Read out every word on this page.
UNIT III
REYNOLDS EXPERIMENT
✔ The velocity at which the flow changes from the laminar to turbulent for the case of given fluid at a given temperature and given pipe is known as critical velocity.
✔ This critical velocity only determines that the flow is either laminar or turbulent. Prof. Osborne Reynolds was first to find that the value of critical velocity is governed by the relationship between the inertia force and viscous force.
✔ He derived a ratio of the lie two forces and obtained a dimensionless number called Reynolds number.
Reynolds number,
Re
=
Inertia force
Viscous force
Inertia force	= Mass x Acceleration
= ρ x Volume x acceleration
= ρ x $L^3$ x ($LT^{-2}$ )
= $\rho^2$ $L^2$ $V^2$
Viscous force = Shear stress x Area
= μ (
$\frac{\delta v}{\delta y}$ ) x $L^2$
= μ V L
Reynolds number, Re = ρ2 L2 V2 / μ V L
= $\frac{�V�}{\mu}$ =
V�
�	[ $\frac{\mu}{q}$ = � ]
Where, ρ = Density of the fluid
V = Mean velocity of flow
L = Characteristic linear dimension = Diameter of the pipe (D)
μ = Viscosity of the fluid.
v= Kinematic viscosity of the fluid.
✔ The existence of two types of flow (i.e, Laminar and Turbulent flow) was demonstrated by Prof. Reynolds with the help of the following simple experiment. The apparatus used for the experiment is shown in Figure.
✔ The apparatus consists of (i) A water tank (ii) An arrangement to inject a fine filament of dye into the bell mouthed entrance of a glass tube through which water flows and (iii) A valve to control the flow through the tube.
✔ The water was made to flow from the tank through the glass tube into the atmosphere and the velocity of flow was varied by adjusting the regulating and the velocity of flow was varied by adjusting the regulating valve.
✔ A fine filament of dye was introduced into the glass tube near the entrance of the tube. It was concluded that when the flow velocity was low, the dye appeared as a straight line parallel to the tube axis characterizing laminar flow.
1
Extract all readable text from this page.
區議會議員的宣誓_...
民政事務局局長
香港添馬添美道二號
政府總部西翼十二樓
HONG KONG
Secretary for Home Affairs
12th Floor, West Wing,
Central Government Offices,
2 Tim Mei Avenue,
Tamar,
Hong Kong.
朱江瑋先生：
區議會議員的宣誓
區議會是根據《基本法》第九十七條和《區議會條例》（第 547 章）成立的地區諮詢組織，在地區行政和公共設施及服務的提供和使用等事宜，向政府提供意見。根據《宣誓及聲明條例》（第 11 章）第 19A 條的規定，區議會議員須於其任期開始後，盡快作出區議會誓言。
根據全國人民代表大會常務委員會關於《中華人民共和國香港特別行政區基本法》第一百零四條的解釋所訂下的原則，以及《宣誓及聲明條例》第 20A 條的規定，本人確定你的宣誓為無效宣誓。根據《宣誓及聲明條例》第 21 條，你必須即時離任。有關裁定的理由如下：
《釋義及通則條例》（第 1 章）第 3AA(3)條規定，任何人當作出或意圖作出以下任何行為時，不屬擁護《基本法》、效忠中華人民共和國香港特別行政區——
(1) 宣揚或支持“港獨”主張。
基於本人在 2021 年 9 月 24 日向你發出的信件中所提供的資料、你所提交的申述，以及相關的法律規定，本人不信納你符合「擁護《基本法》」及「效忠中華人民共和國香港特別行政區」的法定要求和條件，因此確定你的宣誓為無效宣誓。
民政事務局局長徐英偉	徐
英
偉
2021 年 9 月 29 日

-*-*-

Brief: Copy every single line of the material above that holds "water".

Response for this exercise:
✔ The apparatus consists of (i) A water tank (ii) An arrangement to inject a fine filament of dye into the bell mouthed entrance of a glass tube through which water flows and (iii) A valve to control the flow through the tube.
✔ The water was made to flow from the tank through the glass tube into the atmosphere and the velocity of flow was varied by adjusting the regulating and the velocity of flow was varied by adjusting the regulating valve.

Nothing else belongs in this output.